→ **AVAILABLE RECORDS**

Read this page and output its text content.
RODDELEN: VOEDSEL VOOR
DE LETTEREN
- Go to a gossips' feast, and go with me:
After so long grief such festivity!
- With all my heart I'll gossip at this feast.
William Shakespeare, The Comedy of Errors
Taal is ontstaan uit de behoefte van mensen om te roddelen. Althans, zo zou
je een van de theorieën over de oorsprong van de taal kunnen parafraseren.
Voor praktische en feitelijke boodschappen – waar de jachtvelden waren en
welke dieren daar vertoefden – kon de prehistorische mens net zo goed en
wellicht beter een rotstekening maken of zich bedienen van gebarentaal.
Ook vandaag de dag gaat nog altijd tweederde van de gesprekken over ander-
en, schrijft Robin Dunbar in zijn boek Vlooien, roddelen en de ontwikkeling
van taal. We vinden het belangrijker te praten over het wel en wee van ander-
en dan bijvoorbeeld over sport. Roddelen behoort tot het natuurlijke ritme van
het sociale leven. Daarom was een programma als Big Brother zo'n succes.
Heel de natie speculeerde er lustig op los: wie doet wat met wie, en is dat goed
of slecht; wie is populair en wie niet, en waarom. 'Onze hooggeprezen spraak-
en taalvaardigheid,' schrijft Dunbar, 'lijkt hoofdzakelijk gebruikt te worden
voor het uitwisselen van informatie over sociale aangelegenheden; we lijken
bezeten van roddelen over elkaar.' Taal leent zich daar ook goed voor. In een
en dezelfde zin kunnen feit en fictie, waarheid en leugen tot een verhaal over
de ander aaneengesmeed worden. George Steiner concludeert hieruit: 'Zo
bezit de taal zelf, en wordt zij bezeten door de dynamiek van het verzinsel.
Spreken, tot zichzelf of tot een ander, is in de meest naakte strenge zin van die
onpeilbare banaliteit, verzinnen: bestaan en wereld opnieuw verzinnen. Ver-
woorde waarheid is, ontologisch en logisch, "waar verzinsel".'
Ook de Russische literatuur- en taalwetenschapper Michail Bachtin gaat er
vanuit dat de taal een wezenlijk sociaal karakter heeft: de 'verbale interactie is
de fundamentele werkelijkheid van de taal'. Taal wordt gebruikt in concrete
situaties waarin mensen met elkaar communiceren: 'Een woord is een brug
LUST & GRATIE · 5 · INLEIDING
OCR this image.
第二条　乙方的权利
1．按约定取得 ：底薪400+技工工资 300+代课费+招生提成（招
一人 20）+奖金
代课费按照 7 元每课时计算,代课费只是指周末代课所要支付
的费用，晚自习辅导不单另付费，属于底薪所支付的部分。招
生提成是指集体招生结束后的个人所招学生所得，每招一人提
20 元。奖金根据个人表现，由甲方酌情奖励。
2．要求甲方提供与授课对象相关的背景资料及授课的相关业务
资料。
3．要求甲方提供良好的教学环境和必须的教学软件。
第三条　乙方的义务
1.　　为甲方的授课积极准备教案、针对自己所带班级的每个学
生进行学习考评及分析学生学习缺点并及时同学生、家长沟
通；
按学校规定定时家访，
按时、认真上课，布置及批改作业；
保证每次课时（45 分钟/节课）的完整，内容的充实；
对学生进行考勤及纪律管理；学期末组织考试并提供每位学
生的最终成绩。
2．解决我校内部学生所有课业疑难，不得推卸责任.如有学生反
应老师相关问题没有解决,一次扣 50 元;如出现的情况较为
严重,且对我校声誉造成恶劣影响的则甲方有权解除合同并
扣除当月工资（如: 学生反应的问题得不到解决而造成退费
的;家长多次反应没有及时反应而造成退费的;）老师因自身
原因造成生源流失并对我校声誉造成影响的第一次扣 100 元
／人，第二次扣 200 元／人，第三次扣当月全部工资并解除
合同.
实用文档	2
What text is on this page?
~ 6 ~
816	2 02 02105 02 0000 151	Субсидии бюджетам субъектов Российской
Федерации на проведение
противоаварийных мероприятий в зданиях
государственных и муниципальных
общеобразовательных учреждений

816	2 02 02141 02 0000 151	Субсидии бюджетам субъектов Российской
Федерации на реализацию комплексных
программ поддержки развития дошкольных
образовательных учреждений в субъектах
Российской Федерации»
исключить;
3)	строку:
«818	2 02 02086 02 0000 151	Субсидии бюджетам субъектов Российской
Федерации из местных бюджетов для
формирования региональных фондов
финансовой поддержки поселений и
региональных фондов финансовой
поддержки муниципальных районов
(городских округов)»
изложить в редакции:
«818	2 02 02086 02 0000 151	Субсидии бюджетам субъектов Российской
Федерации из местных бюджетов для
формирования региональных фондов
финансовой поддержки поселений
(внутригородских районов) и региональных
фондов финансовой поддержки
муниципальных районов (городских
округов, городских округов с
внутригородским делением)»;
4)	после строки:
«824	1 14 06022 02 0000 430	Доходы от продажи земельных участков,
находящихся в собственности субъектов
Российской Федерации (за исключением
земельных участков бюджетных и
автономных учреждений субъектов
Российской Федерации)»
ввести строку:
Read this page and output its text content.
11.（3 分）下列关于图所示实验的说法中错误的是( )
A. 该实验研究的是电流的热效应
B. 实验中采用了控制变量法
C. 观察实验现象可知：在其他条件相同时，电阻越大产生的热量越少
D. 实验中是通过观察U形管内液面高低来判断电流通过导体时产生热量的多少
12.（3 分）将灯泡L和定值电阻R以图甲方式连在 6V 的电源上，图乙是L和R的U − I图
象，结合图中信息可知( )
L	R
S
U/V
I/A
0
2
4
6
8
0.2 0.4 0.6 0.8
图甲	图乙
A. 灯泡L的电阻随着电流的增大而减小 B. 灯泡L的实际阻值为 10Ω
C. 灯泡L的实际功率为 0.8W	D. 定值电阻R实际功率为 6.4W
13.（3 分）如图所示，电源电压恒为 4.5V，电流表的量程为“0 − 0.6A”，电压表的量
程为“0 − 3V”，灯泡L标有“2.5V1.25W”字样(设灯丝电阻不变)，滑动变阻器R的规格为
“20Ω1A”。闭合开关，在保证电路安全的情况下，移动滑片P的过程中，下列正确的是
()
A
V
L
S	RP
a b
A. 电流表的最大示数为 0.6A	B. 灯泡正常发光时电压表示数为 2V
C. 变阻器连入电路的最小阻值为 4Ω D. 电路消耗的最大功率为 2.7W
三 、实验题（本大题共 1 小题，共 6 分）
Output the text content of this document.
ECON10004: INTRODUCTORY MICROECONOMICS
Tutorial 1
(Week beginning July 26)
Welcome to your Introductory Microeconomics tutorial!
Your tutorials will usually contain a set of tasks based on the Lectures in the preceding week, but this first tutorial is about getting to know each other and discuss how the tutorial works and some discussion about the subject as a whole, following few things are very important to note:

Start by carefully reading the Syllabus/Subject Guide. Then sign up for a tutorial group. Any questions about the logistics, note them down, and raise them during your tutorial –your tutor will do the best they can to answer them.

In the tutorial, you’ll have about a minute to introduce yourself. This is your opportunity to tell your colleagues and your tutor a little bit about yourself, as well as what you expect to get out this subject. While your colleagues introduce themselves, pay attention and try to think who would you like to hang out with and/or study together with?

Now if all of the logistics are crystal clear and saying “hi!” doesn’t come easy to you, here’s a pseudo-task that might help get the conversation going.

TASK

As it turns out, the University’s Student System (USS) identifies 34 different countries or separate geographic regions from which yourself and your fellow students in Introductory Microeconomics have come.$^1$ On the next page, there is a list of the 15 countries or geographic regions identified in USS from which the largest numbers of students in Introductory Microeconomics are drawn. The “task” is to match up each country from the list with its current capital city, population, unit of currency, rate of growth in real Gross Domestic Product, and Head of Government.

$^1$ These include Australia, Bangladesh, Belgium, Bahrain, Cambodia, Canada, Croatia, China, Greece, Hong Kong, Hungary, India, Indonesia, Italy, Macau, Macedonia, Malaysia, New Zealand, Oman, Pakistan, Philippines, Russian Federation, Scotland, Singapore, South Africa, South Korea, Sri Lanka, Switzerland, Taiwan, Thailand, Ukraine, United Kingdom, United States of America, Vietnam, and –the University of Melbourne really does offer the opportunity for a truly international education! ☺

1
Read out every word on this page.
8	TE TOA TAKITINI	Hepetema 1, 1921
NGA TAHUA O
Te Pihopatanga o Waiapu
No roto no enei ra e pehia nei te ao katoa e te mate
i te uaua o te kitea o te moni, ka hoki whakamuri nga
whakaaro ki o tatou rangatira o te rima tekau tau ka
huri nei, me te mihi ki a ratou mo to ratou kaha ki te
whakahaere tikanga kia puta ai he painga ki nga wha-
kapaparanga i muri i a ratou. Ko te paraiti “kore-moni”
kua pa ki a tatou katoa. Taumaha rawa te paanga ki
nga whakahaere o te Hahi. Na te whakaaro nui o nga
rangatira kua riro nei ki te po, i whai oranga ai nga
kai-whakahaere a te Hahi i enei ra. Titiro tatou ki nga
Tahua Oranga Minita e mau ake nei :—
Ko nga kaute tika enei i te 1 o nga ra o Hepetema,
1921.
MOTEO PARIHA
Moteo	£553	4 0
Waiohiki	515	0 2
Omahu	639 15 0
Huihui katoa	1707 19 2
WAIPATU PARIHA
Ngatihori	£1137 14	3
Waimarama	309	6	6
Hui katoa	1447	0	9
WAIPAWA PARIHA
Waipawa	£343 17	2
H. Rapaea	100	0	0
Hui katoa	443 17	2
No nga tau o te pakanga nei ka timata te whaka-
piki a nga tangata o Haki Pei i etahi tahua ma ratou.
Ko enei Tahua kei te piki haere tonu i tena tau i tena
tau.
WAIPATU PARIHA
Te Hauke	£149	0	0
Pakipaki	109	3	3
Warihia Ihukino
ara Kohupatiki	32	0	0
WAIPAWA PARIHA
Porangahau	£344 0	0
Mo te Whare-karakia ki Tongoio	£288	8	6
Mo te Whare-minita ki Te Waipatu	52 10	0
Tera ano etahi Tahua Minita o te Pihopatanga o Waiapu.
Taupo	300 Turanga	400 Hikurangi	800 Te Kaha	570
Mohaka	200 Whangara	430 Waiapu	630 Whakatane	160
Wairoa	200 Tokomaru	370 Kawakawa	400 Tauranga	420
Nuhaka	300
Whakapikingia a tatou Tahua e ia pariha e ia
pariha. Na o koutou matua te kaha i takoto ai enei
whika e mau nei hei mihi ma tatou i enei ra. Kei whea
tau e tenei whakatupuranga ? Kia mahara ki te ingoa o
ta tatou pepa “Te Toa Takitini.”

→ **WRITTEN INSTRUCTION**
Report only a number: how many lines in the material above contain the string "Dunbar".

→ **FULL ANSWER**
2